Spatial annotation entries
*-*-*

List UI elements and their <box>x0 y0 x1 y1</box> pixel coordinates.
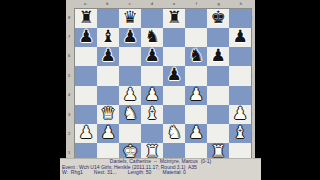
square-f4[interactable]: ♟ <box>185 86 207 105</box>
thumbnail-root: { "game": "chess", "position": { "fen": … <box>0 0 320 180</box>
square-e2[interactable]: ♞ <box>163 124 185 143</box>
square-e7[interactable] <box>163 28 185 47</box>
square-d5[interactable] <box>141 66 163 85</box>
square-g4[interactable] <box>207 86 229 105</box>
square-f3[interactable] <box>185 105 207 124</box>
rank-labels-left: 87654321 <box>68 8 70 163</box>
square-c8[interactable]: ♛ <box>119 9 141 28</box>
square-d7[interactable]: ♞ <box>141 28 163 47</box>
square-g6[interactable]: ♟ <box>207 47 229 66</box>
square-d6[interactable]: ♟ <box>141 47 163 66</box>
square-a6[interactable] <box>75 47 97 66</box>
square-f5[interactable] <box>185 66 207 85</box>
square-c6[interactable] <box>119 47 141 66</box>
square-d8[interactable] <box>141 9 163 28</box>
square-g3[interactable] <box>207 105 229 124</box>
black-bishop-b7[interactable]: ♝ <box>100 28 115 45</box>
file-label-h: h <box>230 2 252 6</box>
square-a3[interactable] <box>75 105 97 124</box>
square-h7[interactable]: ♟ <box>229 28 251 47</box>
square-e5[interactable]: ♟ <box>163 66 185 85</box>
square-a8[interactable]: ♜ <box>75 9 97 28</box>
black-pawn-g6[interactable]: ♟ <box>210 47 225 64</box>
black-pawn-c7[interactable]: ♟ <box>122 28 137 45</box>
square-g8[interactable]: ♚ <box>207 9 229 28</box>
black-pawn-a7[interactable]: ♟ <box>78 28 93 45</box>
black-queen-c8[interactable]: ♛ <box>122 9 137 26</box>
file-label-b: b <box>96 2 118 6</box>
caption-background: Daniels, Catherine -- Mcintyre, Marcus (… <box>60 158 261 180</box>
square-b5[interactable] <box>97 66 119 85</box>
square-e4[interactable] <box>163 86 185 105</box>
square-b4[interactable] <box>97 86 119 105</box>
black-knight-f6[interactable]: ♞ <box>188 47 203 64</box>
square-h2[interactable]: ♝ <box>229 124 251 143</box>
square-b2[interactable]: ♟ <box>97 124 119 143</box>
white-pawn-a2[interactable]: ♟ <box>78 124 93 141</box>
square-b8[interactable] <box>97 9 119 28</box>
black-pawn-b6[interactable]: ♟ <box>100 47 115 64</box>
file-labels-top: abcdefgh <box>74 2 252 6</box>
black-pawn-d6[interactable]: ♟ <box>144 47 159 64</box>
square-b7[interactable]: ♝ <box>97 28 119 47</box>
file-label-g: g <box>208 2 230 6</box>
square-c4[interactable]: ♟ <box>119 86 141 105</box>
rank-label-6: 6 <box>68 47 70 66</box>
square-e3[interactable] <box>163 105 185 124</box>
square-c7[interactable]: ♟ <box>119 28 141 47</box>
white-pawn-c4[interactable]: ♟ <box>122 86 137 103</box>
square-a7[interactable]: ♟ <box>75 28 97 47</box>
black-pawn-h7[interactable]: ♟ <box>232 28 247 45</box>
black-knight-d7[interactable]: ♞ <box>144 28 159 45</box>
black-rook-e8[interactable]: ♜ <box>166 9 181 26</box>
square-f6[interactable]: ♞ <box>185 47 207 66</box>
square-d4[interactable]: ♟ <box>141 86 163 105</box>
square-g7[interactable] <box>207 28 229 47</box>
rank-label-7: 7 <box>68 27 70 46</box>
square-a5[interactable] <box>75 66 97 85</box>
square-d3[interactable]: ♝ <box>141 105 163 124</box>
square-h6[interactable] <box>229 47 251 66</box>
square-a4[interactable] <box>75 86 97 105</box>
white-bishop-h2[interactable]: ♝ <box>232 124 247 141</box>
square-b6[interactable]: ♟ <box>97 47 119 66</box>
chess-board[interactable]: ♜♛♜♚♟♝♟♞♟♟♟♞♟♟♟♟♟♛♞♝♟♟♟♞♟♝♚♜♜ <box>74 8 252 163</box>
caption-moveinfo: W: Rhg1 Next: 31... Length: 50 Material:… <box>60 170 261 176</box>
black-rook-a8[interactable]: ♜ <box>78 9 93 26</box>
white-knight-e2[interactable]: ♞ <box>166 124 181 141</box>
rank-label-4: 4 <box>68 86 70 105</box>
square-h8[interactable] <box>229 9 251 28</box>
file-label-d: d <box>141 2 163 6</box>
white-pawn-f4[interactable]: ♟ <box>188 86 203 103</box>
square-e8[interactable]: ♜ <box>163 9 185 28</box>
rank-label-3: 3 <box>68 105 70 124</box>
black-king-g8[interactable]: ♚ <box>210 9 225 26</box>
rank-label-8: 8 <box>68 8 70 27</box>
file-label-f: f <box>185 2 207 6</box>
square-c2[interactable] <box>119 124 141 143</box>
white-bishop-d3[interactable]: ♝ <box>144 105 159 122</box>
white-knight-c3[interactable]: ♞ <box>122 105 137 122</box>
video-content-area: abcdefgh 87654321 87654321 abcdefgh ♜♛♜♚… <box>66 0 255 180</box>
square-f7[interactable] <box>185 28 207 47</box>
square-c5[interactable] <box>119 66 141 85</box>
file-label-a: a <box>74 2 96 6</box>
white-pawn-b2[interactable]: ♟ <box>100 124 115 141</box>
square-h4[interactable] <box>229 86 251 105</box>
square-c3[interactable]: ♞ <box>119 105 141 124</box>
square-a2[interactable]: ♟ <box>75 124 97 143</box>
square-g2[interactable] <box>207 124 229 143</box>
file-label-c: c <box>119 2 141 6</box>
square-b3[interactable]: ♛ <box>97 105 119 124</box>
square-h3[interactable]: ♟ <box>229 105 251 124</box>
square-f8[interactable] <box>185 9 207 28</box>
square-h5[interactable] <box>229 66 251 85</box>
square-f2[interactable]: ♟ <box>185 124 207 143</box>
square-g5[interactable] <box>207 66 229 85</box>
rank-label-5: 5 <box>68 66 70 85</box>
white-pawn-d4[interactable]: ♟ <box>144 86 159 103</box>
white-queen-b3[interactable]: ♛ <box>100 105 115 122</box>
white-pawn-f2[interactable]: ♟ <box>188 124 203 141</box>
square-d2[interactable] <box>141 124 163 143</box>
rank-label-2: 2 <box>68 124 70 143</box>
file-label-e: e <box>163 2 185 6</box>
caption-strip: Daniels, Catherine -- Mcintyre, Marcus (… <box>66 169 255 180</box>
square-e6[interactable] <box>163 47 185 66</box>
white-pawn-h3[interactable]: ♟ <box>232 105 247 122</box>
black-pawn-e5[interactable]: ♟ <box>166 66 181 83</box>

*-*-*

▶ [EXERCISE]:
Copy out the lines above, from the line holding "square-f4[interactable]: ♟ <box>185" through the line holding "square-d8[interactable] <box>141 9", both included, without changing anything.

▶ [ANSWER BELOW]:
square-f4[interactable]: ♟ <box>185 86 207 105</box>
thumbnail-root: { "game": "chess", "position": { "fen": … <box>0 0 320 180</box>
square-e2[interactable]: ♞ <box>163 124 185 143</box>
square-e7[interactable] <box>163 28 185 47</box>
square-d5[interactable] <box>141 66 163 85</box>
square-g4[interactable] <box>207 86 229 105</box>
square-f3[interactable] <box>185 105 207 124</box>
rank-labels-left: 87654321 <box>68 8 70 163</box>
square-c8[interactable]: ♛ <box>119 9 141 28</box>
square-d7[interactable]: ♞ <box>141 28 163 47</box>
square-g6[interactable]: ♟ <box>207 47 229 66</box>
square-d6[interactable]: ♟ <box>141 47 163 66</box>
square-a6[interactable] <box>75 47 97 66</box>
square-f5[interactable] <box>185 66 207 85</box>
square-c6[interactable] <box>119 47 141 66</box>
square-d8[interactable] <box>141 9 163 28</box>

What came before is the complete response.